* [WORK TO COMPLETE] Using the listing below, copy every line that mentions "Pembelajaran".

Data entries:
○ ○ ○

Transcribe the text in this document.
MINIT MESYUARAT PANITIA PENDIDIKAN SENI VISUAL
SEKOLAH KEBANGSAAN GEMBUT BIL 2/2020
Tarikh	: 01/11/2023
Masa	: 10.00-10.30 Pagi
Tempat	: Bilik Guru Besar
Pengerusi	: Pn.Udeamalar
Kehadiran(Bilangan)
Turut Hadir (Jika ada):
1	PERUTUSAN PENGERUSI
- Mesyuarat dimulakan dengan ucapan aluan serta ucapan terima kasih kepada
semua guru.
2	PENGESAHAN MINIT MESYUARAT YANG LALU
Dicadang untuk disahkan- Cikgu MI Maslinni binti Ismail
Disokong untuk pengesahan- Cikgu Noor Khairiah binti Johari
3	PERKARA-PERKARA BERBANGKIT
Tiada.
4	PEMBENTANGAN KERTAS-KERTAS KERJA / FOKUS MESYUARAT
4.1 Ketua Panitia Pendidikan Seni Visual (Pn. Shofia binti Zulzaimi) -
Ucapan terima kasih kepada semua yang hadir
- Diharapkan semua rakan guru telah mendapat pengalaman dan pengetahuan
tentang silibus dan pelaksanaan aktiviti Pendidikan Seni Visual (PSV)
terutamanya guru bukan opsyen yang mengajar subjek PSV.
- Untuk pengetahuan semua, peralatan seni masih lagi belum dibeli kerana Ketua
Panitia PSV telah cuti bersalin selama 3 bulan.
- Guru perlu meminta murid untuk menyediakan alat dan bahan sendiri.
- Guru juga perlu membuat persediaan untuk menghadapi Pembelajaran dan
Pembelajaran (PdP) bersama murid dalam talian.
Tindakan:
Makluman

○ ○ ○

* [SOLUTION TO THE PROBLEM]
- Guru juga perlu membuat persediaan untuk menghadapi Pembelajaran dan
Pembelajaran (PdP) bersama murid dalam talian.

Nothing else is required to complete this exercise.